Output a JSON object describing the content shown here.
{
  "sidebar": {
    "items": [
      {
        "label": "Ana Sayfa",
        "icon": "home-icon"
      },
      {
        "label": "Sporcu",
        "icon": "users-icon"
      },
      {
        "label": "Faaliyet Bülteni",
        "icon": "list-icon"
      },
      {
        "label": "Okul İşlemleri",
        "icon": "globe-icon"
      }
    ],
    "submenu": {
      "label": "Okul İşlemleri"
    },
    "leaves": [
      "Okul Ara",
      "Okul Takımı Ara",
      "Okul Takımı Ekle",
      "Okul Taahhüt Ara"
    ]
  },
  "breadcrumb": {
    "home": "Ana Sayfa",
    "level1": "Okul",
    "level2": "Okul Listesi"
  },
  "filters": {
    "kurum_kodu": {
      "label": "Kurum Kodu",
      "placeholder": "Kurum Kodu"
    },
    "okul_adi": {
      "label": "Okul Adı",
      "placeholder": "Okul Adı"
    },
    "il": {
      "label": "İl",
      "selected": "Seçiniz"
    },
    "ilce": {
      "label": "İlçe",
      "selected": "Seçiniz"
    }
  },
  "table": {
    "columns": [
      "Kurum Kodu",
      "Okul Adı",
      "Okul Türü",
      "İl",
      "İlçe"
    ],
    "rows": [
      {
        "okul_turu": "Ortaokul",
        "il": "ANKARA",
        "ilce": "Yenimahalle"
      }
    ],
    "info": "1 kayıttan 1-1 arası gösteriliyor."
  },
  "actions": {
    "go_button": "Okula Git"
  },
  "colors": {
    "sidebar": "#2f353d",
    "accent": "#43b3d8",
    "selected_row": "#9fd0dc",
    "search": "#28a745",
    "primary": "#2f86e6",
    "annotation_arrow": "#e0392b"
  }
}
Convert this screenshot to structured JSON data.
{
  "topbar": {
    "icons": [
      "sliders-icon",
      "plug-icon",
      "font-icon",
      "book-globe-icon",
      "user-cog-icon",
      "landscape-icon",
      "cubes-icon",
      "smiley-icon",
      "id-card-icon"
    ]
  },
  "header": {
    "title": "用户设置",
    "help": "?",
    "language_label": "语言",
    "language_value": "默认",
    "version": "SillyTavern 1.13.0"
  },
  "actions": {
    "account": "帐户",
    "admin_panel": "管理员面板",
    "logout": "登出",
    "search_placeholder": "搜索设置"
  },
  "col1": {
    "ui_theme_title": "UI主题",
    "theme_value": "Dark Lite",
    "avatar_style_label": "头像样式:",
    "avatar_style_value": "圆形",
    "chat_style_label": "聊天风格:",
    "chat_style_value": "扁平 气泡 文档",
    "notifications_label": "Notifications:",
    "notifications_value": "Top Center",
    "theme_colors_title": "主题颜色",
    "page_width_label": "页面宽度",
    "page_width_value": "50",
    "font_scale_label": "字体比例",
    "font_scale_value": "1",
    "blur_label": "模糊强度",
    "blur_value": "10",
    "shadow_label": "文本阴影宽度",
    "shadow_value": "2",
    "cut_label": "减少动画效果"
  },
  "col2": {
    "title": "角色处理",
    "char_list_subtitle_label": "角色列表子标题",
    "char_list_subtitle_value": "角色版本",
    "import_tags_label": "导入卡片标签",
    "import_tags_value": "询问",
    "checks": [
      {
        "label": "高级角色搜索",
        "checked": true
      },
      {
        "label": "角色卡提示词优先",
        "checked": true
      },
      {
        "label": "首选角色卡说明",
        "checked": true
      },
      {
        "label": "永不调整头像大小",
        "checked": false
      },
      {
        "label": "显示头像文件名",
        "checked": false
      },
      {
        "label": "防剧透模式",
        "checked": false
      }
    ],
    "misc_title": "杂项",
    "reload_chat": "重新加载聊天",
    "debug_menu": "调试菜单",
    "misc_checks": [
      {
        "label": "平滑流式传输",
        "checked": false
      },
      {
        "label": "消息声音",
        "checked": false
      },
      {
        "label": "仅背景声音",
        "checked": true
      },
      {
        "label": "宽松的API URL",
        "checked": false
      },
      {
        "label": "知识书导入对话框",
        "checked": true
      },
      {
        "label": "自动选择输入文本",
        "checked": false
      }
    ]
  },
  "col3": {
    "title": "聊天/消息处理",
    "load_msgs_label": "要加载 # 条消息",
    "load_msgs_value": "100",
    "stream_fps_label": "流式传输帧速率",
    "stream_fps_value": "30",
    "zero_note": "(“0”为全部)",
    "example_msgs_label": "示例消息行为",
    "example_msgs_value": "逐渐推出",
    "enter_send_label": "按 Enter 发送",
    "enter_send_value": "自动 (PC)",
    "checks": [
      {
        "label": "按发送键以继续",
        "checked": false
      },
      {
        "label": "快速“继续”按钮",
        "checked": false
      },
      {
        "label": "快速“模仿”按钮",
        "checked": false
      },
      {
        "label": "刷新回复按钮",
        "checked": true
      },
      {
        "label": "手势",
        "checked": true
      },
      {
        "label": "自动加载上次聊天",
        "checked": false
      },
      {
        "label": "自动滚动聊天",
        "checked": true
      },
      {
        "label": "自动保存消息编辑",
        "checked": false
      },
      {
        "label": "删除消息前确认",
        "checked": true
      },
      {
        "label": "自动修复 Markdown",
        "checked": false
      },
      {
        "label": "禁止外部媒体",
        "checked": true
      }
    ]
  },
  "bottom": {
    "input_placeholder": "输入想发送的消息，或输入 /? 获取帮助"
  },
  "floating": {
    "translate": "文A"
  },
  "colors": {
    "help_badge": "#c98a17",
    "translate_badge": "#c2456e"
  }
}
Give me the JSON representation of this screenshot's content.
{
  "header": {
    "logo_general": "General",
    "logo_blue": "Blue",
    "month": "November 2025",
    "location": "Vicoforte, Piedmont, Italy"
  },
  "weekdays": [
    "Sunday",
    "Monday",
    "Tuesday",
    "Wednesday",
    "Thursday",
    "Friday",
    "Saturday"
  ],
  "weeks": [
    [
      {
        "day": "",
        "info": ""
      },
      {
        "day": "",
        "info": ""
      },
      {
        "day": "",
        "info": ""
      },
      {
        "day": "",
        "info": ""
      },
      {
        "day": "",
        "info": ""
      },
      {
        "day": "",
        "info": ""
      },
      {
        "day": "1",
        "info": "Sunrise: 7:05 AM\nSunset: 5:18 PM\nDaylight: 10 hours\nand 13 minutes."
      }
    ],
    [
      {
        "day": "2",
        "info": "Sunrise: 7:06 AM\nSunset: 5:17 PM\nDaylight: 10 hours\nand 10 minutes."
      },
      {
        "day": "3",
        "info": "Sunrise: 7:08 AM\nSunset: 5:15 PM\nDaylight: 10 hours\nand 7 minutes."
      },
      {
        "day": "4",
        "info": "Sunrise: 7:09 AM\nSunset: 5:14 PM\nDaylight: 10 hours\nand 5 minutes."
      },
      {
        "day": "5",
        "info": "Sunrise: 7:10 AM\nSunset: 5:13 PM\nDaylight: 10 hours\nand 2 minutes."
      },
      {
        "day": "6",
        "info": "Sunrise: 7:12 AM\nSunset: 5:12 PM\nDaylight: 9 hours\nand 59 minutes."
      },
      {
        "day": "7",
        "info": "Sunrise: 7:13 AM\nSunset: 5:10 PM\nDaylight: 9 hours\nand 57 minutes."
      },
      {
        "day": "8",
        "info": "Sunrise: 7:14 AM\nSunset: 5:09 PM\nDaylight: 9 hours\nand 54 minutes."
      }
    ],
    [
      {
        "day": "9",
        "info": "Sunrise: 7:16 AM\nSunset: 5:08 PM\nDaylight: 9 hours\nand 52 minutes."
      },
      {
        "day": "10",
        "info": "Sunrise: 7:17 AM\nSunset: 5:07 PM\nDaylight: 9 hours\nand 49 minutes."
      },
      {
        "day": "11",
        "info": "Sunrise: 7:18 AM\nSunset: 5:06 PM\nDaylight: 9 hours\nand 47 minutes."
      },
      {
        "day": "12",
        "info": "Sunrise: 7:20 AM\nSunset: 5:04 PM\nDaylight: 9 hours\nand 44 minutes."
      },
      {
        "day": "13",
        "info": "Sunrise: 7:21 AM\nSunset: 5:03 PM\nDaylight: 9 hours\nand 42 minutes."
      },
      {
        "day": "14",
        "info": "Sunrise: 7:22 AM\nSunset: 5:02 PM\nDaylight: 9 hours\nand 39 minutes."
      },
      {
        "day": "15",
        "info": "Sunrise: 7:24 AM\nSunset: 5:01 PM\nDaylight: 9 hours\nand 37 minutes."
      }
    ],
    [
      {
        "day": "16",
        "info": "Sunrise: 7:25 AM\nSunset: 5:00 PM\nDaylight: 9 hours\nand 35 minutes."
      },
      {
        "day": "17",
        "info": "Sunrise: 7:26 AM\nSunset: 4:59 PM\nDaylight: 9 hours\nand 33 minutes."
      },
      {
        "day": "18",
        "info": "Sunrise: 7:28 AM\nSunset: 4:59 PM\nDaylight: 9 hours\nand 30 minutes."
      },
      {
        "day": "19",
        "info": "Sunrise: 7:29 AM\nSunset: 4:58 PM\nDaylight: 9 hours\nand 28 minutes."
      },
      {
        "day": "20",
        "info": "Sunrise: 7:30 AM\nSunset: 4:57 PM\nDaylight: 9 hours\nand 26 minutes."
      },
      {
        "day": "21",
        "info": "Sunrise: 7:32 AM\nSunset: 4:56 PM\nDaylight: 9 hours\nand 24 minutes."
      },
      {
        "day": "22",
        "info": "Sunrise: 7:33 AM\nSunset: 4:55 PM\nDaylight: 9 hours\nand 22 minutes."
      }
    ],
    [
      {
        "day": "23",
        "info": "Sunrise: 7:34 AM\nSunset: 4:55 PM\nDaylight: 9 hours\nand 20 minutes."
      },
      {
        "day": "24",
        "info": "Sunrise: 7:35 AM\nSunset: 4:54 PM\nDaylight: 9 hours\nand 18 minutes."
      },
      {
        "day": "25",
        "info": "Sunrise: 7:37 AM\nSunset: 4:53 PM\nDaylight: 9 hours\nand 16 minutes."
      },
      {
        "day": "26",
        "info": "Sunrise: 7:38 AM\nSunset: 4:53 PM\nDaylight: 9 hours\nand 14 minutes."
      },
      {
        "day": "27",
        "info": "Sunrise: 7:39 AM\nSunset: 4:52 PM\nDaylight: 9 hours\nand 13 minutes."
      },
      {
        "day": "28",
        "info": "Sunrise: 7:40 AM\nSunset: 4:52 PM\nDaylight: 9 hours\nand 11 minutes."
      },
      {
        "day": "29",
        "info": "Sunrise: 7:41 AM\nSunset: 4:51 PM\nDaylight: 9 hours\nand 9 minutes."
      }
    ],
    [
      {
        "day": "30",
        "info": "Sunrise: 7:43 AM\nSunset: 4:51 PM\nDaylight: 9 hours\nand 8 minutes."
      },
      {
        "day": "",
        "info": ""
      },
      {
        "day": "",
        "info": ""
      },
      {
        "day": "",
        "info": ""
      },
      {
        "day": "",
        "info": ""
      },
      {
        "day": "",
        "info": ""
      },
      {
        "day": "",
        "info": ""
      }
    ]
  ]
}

▶ [Aim of the exercise] Check each line of the material above for "İşlemleri" and say how many lines contain it, giving the number alone.

▶ [Response to this task] 2